Required work: Where does the string "Encuesta" appear in the records? Copy every line that contains it.
# Record excerpts start
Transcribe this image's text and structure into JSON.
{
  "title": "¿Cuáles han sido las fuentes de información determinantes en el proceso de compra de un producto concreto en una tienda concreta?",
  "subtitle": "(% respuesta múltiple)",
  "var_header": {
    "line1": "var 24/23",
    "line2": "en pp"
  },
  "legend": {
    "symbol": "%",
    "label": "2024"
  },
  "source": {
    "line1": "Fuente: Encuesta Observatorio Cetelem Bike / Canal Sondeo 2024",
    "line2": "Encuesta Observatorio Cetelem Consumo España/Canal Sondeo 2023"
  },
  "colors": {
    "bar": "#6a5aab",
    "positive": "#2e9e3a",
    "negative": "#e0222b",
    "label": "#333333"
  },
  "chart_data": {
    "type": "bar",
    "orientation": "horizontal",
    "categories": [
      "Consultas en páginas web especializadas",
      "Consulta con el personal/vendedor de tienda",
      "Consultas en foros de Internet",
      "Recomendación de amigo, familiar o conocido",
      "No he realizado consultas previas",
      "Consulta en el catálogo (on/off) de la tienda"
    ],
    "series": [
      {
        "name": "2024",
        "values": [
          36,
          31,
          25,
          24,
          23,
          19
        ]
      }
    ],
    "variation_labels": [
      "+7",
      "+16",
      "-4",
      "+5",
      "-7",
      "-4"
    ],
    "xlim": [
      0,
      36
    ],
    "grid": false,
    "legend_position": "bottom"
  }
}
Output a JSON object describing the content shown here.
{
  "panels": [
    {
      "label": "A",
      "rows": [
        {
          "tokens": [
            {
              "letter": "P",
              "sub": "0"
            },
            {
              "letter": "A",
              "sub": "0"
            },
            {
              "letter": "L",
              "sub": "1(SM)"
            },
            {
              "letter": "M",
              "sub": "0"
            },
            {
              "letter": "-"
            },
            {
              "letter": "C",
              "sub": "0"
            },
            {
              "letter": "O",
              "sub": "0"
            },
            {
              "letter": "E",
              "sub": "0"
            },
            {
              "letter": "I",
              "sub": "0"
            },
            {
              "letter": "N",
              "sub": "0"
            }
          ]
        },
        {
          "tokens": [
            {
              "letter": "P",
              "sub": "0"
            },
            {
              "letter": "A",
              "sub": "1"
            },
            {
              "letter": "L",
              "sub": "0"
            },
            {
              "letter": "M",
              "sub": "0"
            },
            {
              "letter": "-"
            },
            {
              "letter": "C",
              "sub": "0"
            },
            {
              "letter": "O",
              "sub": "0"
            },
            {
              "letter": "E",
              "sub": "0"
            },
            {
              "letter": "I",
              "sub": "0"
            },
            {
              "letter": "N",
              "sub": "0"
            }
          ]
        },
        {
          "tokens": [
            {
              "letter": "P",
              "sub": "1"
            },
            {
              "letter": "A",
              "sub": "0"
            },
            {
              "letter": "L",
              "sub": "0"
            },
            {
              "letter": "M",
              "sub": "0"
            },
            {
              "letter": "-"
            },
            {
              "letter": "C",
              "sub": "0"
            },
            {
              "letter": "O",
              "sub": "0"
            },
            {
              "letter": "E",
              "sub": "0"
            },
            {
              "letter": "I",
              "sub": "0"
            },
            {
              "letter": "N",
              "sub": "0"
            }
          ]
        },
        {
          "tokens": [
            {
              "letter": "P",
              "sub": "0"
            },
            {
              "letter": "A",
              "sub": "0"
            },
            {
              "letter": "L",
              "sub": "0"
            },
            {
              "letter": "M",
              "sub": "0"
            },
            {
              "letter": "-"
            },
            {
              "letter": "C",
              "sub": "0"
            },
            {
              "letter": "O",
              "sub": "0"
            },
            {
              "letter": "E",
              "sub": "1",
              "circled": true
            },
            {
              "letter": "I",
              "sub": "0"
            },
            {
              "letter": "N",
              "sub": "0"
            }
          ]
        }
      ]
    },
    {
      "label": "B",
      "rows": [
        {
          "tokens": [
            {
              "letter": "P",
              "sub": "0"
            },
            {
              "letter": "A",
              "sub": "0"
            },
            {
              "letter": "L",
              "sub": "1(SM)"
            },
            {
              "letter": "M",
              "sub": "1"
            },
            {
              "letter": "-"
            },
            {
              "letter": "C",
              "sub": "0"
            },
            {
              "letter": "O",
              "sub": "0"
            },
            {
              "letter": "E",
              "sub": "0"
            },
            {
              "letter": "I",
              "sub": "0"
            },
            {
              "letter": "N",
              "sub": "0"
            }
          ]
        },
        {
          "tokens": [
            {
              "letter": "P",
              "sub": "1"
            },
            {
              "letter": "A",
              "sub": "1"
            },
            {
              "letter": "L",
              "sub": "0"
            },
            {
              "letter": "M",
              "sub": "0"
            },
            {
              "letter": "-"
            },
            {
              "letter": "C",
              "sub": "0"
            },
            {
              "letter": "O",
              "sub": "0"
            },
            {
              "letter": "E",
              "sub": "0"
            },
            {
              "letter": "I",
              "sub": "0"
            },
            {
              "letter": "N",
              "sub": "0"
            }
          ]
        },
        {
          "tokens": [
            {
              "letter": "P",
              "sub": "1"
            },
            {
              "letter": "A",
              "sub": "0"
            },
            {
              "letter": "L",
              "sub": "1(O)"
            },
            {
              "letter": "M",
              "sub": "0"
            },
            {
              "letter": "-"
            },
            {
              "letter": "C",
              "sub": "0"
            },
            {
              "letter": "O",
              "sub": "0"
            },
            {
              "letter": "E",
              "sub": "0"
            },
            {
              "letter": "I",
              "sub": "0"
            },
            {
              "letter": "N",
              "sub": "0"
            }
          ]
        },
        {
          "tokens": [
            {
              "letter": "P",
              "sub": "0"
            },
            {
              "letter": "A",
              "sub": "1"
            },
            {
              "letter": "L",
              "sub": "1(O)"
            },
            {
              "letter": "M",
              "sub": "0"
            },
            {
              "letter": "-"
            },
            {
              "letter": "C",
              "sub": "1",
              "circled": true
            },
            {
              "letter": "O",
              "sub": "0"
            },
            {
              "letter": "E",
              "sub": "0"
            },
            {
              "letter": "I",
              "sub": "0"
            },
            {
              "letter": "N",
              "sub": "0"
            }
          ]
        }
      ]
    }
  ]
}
# Record excerpts end
Completed task:
    "line1": "Fuente: Encuesta Observatorio Cetelem Bike / Canal Sondeo 2024",
    "line2": "Encuesta Observatorio Cetelem Consumo España/Canal Sondeo 2023"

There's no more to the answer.